::: LISTED RECORDS :::

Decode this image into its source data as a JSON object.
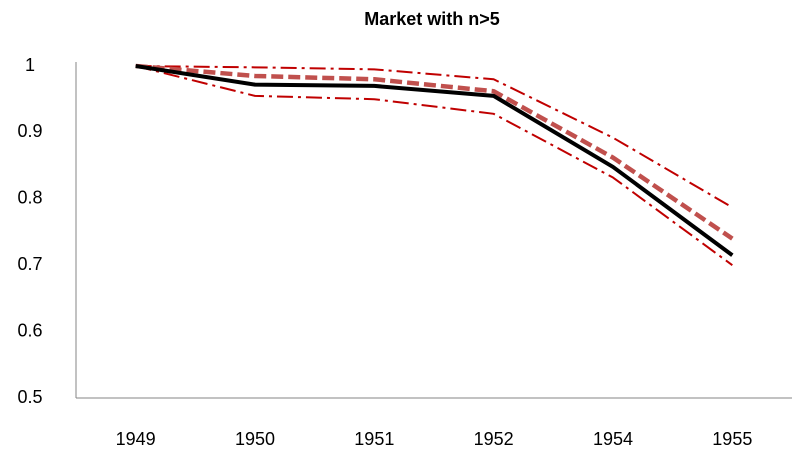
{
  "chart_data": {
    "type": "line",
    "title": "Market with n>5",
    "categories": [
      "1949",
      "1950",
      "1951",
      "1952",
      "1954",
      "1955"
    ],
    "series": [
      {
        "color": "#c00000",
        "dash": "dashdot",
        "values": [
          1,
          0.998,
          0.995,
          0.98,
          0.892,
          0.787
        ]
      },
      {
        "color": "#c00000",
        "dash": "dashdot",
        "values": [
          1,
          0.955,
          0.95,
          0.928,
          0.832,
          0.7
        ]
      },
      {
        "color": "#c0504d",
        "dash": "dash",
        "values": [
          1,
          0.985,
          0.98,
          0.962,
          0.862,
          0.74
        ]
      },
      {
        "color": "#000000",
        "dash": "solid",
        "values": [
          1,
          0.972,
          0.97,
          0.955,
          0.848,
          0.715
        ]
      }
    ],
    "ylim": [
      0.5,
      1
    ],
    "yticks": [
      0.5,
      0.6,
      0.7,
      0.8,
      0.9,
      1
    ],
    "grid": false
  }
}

:::

WHAT IS ASKED: Print all of the entries word for word. Omit the pictures they contain.

OUTPUT BELOW:
Decode this image into its source data as a JSON object.
{
  "chart_data": {
    "type": "line",
    "title": "Market with n>5",
    "categories": [
      "1949",
      "1950",
      "1951",
      "1952",
      "1954",
      "1955"
    ],
    "series": [
      {
        "color": "#c00000",
        "dash": "dashdot",
        "values": [
          1,
          0.998,
          0.995,
          0.98,
          0.892,
          0.787
        ]
      },
      {
        "color": "#c00000",
        "dash": "dashdot",
        "values": [
          1,
          0.955,
          0.95,
          0.928,
          0.832,
          0.7
        ]
      },
      {
        "color": "#c0504d",
        "dash": "dash",
        "values": [
          1,
          0.985,
          0.98,
          0.962,
          0.862,
          0.74
        ]
      },
      {
        "color": "#000000",
        "dash": "solid",
        "values": [
          1,
          0.972,
          0.97,
          0.955,
          0.848,
          0.715
        ]
      }
    ],
    "ylim": [
      0.5,
      1
    ],
    "yticks": [
      0.5,
      0.6,
      0.7,
      0.8,
      0.9,
      1
    ],
    "grid": false
  }
}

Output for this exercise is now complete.